#### To be done
Without including any images, repeat the data exactly.

***** Exercise materials *****

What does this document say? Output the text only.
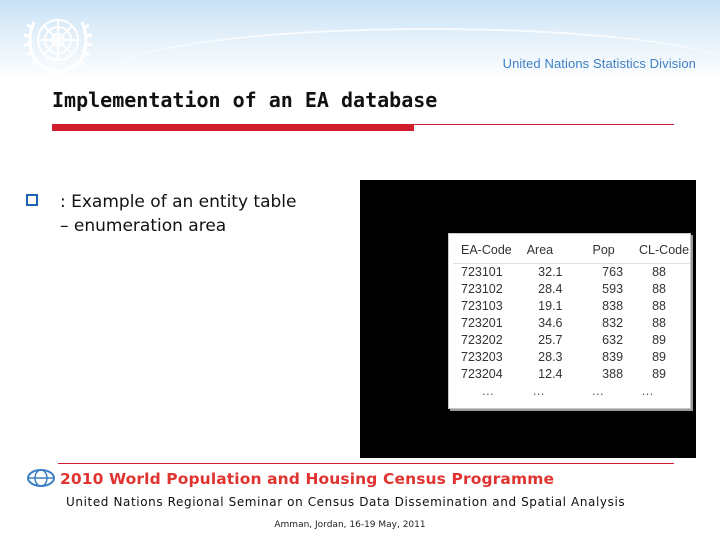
United Nations Statistics Division
Implementation of an EA database
: Example of an entity table
– enumeration area
EA-Code	Area	Pop	CL-Code
723101	32.1	763	88
723102	28.4	593	88
723103	19.1	838	88
723201	34.6	832	88
723202	25.7	632	89
723203	28.3	839	89
723204	12.4	388	89
…	…	…	…
2010 World Population and Housing Census Programme
United Nations Regional Seminar on Census Data Dissemination and Spatial Analysis
Amman, Jordan, 16-19 May, 2011
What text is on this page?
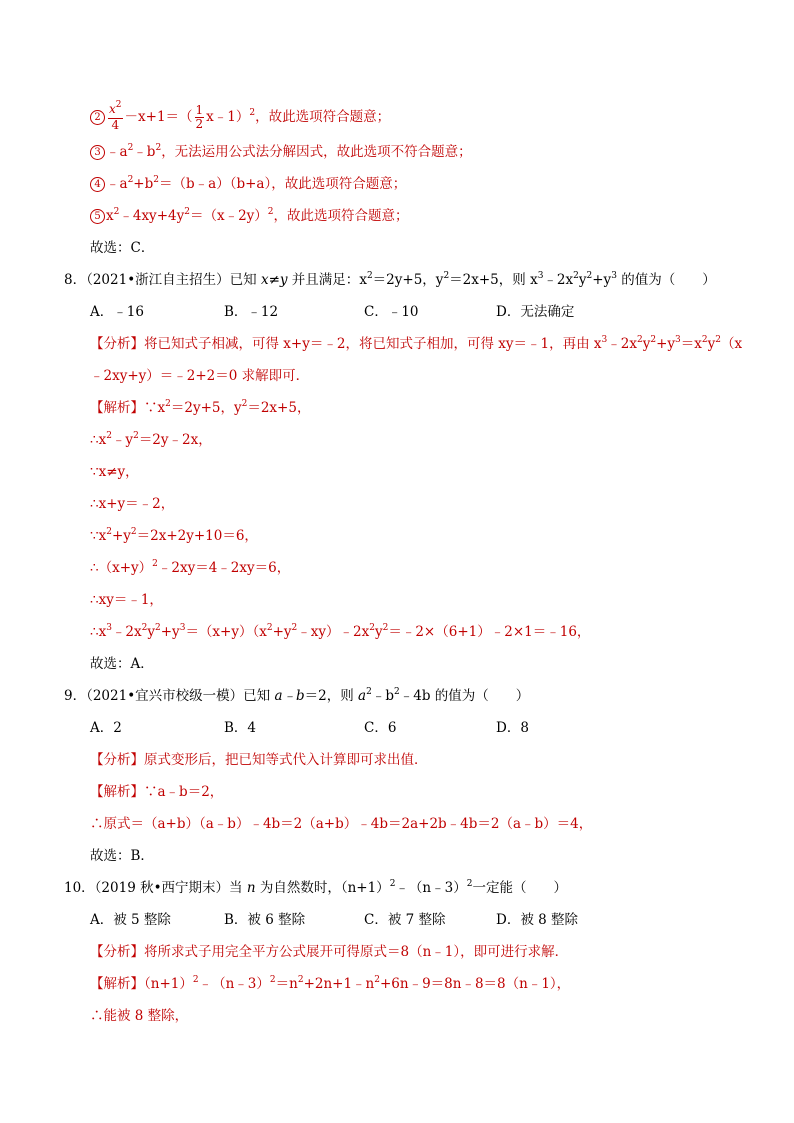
$2 \frac{x^2}{4} -x+1=( \frac{1}{2}$ x﹣1）$^2$，故此选项符合题意；
3 $﹣a^2﹣b^2$，无法运用公式法分解因式，故此选项不符合题意；
4 $﹣a^2+b^2=(b﹣a)(b+a)$，故此选项符合题意；
5 $x^2﹣4xy+4y^2=(x﹣2y)^2$，故此选项符合题意；
故选：C．
8．（2021•浙江自主招生）已知 x≠y 并且满足：$x^2=2y+5$，$y^2=2x+5$，则 $x^3﹣2x^2y^2+y^3$ 的值为（　　）
A．﹣16	B．﹣12	C．﹣10	D．无法确定
【分析】将已知式子相减，可得 x+y＝﹣2，将已知式子相加，可得 xy＝﹣1，再由 $x^3﹣2x^2y^2+y^3=x^2y^2(x$
﹣2xy+y）＝﹣2+2＝0 求解即可．
【解析】$\because x^2=2y+5$，$y^2=2x+5$，
$\therefore x^2﹣y^2=2y﹣2x$，
∵x≠y，
∴x+y＝﹣2，
$\because x^2+y^2=2x+2y+10=6$，
$\therefore(x+y)^2﹣2xy=4﹣2xy=6$，
∴xy＝﹣1，
$\therefore x^3﹣2x^2y^2+y^3=(x+y)(x^2+y^2﹣xy)﹣2x^2y^2=﹣2\times(6+1)﹣2\times 1=﹣16$，
故选：A．
9．（2021•宜兴市校级一模）已知 a﹣b＝2，则 $a^2﹣b^2﹣4b$ 的值为（　　）
A．2	B．4	C．6	D．8
【分析】原式变形后，把已知等式代入计算即可求出值．
【解析】∵a﹣b＝2，
∴原式＝（a+b）（a﹣b）﹣4b＝2（a+b）﹣4b＝2a+2b﹣4b＝2（a﹣b）＝4，
故选：B．
10．（2019 秋•西宁期末）当 n 为自然数时，$(n+1)^2﹣(n﹣3)^2$一定能（　　）
A．被 5 整除	B．被 6 整除	C．被 7 整除	D．被 8 整除
【分析】将所求式子用完全平方公式展开可得原式＝8（n﹣1），即可进行求解．
【解析】$(n+1)^2﹣(n﹣3)^2=n^2+2n+1﹣n^2+6n﹣9=8n﹣8=8(n﹣1)$，
∴能被 8 整除，
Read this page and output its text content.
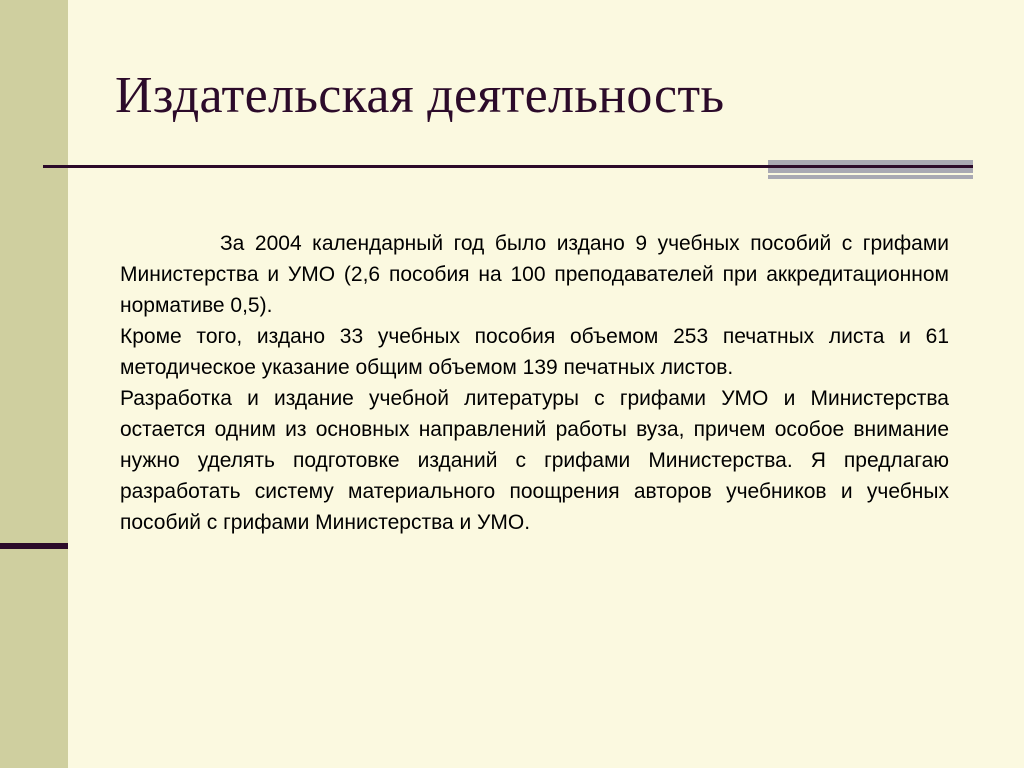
Издательская деятельность

За 2004 календарный год было издано 9 учебных пособий с грифами Министерства и УМО (2,6 пособия на 100 преподавателей при аккредитационном нормативе 0,5).

Кроме того, издано 33 учебных пособия объемом 253 печатных листа и 61 методическое указание общим объемом 139 печатных листов.

Разработка и издание учебной литературы с грифами УМО и Министерства остается одним из основных направлений работы вуза, причем особое внимание нужно уделять подготовке изданий с грифами Министерства. Я предлагаю разработать систему материального поощрения авторов учебников и учебных пособий с грифами Министерства и УМО.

*****

#### Problem solution
What does this document say? Output the text only.
United Nations Statistics Division
Implementation of an EA database
: Example of an entity table
– enumeration area
EA-Code	Area	Pop	CL-Code
723101	32.1	763	88
723102	28.4	593	88
723103	19.1	838	88
723201	34.6	832	88
723202	25.7	632	89
723203	28.3	839	89
723204	12.4	388	89
…	…	…	…
2010 World Population and Housing Census Programme
United Nations Regional Seminar on Census Data Dissemination and Spatial Analysis
Amman, Jordan, 16-19 May, 2011
What text is on this page?
$2 \frac{x^2}{4} -x+1=( \frac{1}{2}$ x﹣1）$^2$，故此选项符合题意；
3 $﹣a^2﹣b^2$，无法运用公式法分解因式，故此选项不符合题意；
4 $﹣a^2+b^2=(b﹣a)(b+a)$，故此选项符合题意；
5 $x^2﹣4xy+4y^2=(x﹣2y)^2$，故此选项符合题意；
故选：C．
8．（2021•浙江自主招生）已知 x≠y 并且满足：$x^2=2y+5$，$y^2=2x+5$，则 $x^3﹣2x^2y^2+y^3$ 的值为（　　）
A．﹣16	B．﹣12	C．﹣10	D．无法确定
【分析】将已知式子相减，可得 x+y＝﹣2，将已知式子相加，可得 xy＝﹣1，再由 $x^3﹣2x^2y^2+y^3=x^2y^2(x$
﹣2xy+y）＝﹣2+2＝0 求解即可．
【解析】$\because x^2=2y+5$，$y^2=2x+5$，
$\therefore x^2﹣y^2=2y﹣2x$，
∵x≠y，
∴x+y＝﹣2，
$\because x^2+y^2=2x+2y+10=6$，
$\therefore(x+y)^2﹣2xy=4﹣2xy=6$，
∴xy＝﹣1，
$\therefore x^3﹣2x^2y^2+y^3=(x+y)(x^2+y^2﹣xy)﹣2x^2y^2=﹣2\times(6+1)﹣2\times 1=﹣16$，
故选：A．
9．（2021•宜兴市校级一模）已知 a﹣b＝2，则 $a^2﹣b^2﹣4b$ 的值为（　　）
A．2	B．4	C．6	D．8
【分析】原式变形后，把已知等式代入计算即可求出值．
【解析】∵a﹣b＝2，
∴原式＝（a+b）（a﹣b）﹣4b＝2（a+b）﹣4b＝2a+2b﹣4b＝2（a﹣b）＝4，
故选：B．
10．（2019 秋•西宁期末）当 n 为自然数时，$(n+1)^2﹣(n﹣3)^2$一定能（　　）
A．被 5 整除	B．被 6 整除	C．被 7 整除	D．被 8 整除
【分析】将所求式子用完全平方公式展开可得原式＝8（n﹣1），即可进行求解．
【解析】$(n+1)^2﹣(n﹣3)^2=n^2+2n+1﹣n^2+6n﹣9=8n﹣8=8(n﹣1)$，
∴能被 8 整除，
Read this page and output its text content.
Издательская деятельность

За 2004 календарный год было издано 9 учебных пособий с грифами Министерства и УМО (2,6 пособия на 100 преподавателей при аккредитационном нормативе 0,5).

Кроме того, издано 33 учебных пособия объемом 253 печатных листа и 61 методическое указание общим объемом 139 печатных листов.

Разработка и издание учебной литературы с грифами УМО и Министерства остается одним из основных направлений работы вуза, причем особое внимание нужно уделять подготовке изданий с грифами Министерства. Я предлагаю разработать систему материального поощрения авторов учебников и учебных пособий с грифами Министерства и УМО.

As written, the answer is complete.